─── RECORD SET
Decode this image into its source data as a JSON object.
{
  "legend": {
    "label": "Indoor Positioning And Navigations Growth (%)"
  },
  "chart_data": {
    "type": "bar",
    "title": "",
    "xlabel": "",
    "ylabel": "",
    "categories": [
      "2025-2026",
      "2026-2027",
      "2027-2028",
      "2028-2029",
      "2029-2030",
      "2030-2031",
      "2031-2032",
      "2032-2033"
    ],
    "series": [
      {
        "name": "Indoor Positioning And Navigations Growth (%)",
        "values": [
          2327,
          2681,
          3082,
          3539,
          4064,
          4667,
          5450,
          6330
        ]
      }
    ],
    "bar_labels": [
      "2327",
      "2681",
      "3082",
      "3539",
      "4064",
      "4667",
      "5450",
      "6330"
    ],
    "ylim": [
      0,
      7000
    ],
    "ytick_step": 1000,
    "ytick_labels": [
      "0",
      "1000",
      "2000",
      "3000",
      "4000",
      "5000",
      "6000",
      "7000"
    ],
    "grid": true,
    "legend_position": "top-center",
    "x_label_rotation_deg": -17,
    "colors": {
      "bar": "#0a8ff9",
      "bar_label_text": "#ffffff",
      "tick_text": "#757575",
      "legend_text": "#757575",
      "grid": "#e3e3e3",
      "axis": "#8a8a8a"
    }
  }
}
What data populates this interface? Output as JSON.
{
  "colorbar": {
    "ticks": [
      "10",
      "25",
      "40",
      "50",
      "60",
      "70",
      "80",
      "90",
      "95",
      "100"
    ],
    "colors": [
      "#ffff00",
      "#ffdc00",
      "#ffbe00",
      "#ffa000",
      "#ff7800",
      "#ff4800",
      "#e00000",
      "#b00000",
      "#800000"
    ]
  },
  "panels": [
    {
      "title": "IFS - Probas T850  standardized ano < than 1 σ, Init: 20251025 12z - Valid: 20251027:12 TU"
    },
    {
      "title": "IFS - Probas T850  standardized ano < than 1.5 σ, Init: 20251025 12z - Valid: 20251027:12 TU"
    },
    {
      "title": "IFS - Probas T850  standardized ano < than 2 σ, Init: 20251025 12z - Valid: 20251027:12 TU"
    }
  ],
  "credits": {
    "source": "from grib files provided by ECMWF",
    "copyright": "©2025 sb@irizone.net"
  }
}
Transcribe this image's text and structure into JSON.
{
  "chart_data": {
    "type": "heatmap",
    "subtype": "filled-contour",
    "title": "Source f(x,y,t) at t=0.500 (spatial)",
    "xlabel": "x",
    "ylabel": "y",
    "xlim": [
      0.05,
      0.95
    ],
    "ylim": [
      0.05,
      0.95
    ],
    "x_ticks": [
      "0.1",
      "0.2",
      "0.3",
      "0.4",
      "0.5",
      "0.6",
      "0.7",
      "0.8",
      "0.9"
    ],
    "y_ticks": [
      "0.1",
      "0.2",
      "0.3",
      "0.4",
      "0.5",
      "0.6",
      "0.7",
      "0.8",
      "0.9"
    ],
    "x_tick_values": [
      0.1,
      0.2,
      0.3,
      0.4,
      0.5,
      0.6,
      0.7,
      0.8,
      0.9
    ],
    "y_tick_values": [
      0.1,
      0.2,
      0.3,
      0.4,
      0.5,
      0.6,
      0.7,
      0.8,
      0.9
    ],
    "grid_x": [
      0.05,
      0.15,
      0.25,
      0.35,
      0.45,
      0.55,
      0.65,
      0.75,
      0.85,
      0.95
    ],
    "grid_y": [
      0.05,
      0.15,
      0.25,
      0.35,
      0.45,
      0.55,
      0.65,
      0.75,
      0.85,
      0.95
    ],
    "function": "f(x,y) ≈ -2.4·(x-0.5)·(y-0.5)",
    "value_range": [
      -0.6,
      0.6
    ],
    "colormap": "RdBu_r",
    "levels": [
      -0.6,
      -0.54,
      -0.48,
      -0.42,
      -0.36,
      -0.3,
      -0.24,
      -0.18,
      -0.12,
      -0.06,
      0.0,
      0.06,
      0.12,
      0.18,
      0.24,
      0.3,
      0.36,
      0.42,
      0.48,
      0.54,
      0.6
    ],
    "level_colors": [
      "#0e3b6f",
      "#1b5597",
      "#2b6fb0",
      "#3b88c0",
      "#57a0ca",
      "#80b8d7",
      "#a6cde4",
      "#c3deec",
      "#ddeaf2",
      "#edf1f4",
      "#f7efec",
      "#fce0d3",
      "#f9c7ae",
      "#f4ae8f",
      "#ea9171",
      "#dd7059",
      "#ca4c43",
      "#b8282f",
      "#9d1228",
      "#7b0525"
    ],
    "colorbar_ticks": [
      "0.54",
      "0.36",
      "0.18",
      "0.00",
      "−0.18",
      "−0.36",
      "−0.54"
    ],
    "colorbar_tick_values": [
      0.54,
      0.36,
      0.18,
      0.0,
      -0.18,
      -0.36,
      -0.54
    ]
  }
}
──────
EXERCISE REQUIREMENTS ->
Where a line holds "title", copy it out.

WRITTEN RESPONSE ->
    "title": "",
      "title": "IFS - Probas T850  standardized ano < than 1 σ, Init: 20251025 12z - Valid: 20251027:12 TU"
      "title": "IFS - Probas T850  standardized ano < than 1.5 σ, Init: 20251025 12z - Valid: 20251027:12 TU"
      "title": "IFS - Probas T850  standardized ano < than 2 σ, Init: 20251025 12z - Valid: 20251027:12 TU"
    "title": "Source f(x,y,t) at t=0.500 (spatial)",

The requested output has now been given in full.